> **What this task involves**:
Restate every entry word for word.

■ ■ ■ ■ ■ ■ ■

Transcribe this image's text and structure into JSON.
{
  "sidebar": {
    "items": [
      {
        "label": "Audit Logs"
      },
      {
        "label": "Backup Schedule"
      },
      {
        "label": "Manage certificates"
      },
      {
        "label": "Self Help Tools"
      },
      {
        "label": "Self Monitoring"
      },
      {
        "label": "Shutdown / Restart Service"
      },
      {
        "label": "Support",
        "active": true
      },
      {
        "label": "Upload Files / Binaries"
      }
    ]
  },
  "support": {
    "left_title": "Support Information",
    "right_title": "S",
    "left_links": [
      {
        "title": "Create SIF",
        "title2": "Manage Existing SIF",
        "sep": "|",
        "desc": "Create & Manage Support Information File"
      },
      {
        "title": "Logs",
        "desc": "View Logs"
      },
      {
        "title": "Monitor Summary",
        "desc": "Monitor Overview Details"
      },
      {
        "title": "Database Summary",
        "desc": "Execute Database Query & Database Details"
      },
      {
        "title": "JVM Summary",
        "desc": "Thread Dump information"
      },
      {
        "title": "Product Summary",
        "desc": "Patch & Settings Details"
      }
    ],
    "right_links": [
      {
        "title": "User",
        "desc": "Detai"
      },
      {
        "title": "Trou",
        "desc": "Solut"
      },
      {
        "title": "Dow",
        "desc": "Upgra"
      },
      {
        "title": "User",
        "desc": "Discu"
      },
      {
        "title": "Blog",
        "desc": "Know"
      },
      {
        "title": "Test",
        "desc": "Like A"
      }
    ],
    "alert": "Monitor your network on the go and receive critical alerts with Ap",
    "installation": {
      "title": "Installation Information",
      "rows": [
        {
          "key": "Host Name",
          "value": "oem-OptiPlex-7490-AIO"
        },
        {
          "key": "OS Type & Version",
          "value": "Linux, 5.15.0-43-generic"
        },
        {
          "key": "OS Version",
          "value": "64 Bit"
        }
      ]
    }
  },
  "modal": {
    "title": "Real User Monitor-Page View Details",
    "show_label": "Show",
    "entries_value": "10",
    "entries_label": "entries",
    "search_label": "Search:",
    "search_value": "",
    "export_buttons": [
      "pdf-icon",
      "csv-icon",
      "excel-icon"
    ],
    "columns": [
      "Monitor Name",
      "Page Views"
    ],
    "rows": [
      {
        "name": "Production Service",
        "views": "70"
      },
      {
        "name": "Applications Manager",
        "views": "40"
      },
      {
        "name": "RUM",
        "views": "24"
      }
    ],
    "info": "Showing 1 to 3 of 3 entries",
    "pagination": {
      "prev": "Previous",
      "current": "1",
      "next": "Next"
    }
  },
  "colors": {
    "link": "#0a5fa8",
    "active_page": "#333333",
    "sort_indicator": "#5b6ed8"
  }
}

■ ■ ■ ■ ■ ■ ■

> **Task answer**:
Transcribe this image's text and structure into JSON.
{
  "sidebar": {
    "items": [
      {
        "label": "Audit Logs"
      },
      {
        "label": "Backup Schedule"
      },
      {
        "label": "Manage certificates"
      },
      {
        "label": "Self Help Tools"
      },
      {
        "label": "Self Monitoring"
      },
      {
        "label": "Shutdown / Restart Service"
      },
      {
        "label": "Support",
        "active": true
      },
      {
        "label": "Upload Files / Binaries"
      }
    ]
  },
  "support": {
    "left_title": "Support Information",
    "right_title": "S",
    "left_links": [
      {
        "title": "Create SIF",
        "title2": "Manage Existing SIF",
        "sep": "|",
        "desc": "Create & Manage Support Information File"
      },
      {
        "title": "Logs",
        "desc": "View Logs"
      },
      {
        "title": "Monitor Summary",
        "desc": "Monitor Overview Details"
      },
      {
        "title": "Database Summary",
        "desc": "Execute Database Query & Database Details"
      },
      {
        "title": "JVM Summary",
        "desc": "Thread Dump information"
      },
      {
        "title": "Product Summary",
        "desc": "Patch & Settings Details"
      }
    ],
    "right_links": [
      {
        "title": "User",
        "desc": "Detai"
      },
      {
        "title": "Trou",
        "desc": "Solut"
      },
      {
        "title": "Dow",
        "desc": "Upgra"
      },
      {
        "title": "User",
        "desc": "Discu"
      },
      {
        "title": "Blog",
        "desc": "Know"
      },
      {
        "title": "Test",
        "desc": "Like A"
      }
    ],
    "alert": "Monitor your network on the go and receive critical alerts with Ap",
    "installation": {
      "title": "Installation Information",
      "rows": [
        {
          "key": "Host Name",
          "value": "oem-OptiPlex-7490-AIO"
        },
        {
          "key": "OS Type & Version",
          "value": "Linux, 5.15.0-43-generic"
        },
        {
          "key": "OS Version",
          "value": "64 Bit"
        }
      ]
    }
  },
  "modal": {
    "title": "Real User Monitor-Page View Details",
    "show_label": "Show",
    "entries_value": "10",
    "entries_label": "entries",
    "search_label": "Search:",
    "search_value": "",
    "export_buttons": [
      "pdf-icon",
      "csv-icon",
      "excel-icon"
    ],
    "columns": [
      "Monitor Name",
      "Page Views"
    ],
    "rows": [
      {
        "name": "Production Service",
        "views": "70"
      },
      {
        "name": "Applications Manager",
        "views": "40"
      },
      {
        "name": "RUM",
        "views": "24"
      }
    ],
    "info": "Showing 1 to 3 of 3 entries",
    "pagination": {
      "prev": "Previous",
      "current": "1",
      "next": "Next"
    }
  },
  "colors": {
    "link": "#0a5fa8",
    "active_page": "#333333",
    "sort_indicator": "#5b6ed8"
  }
}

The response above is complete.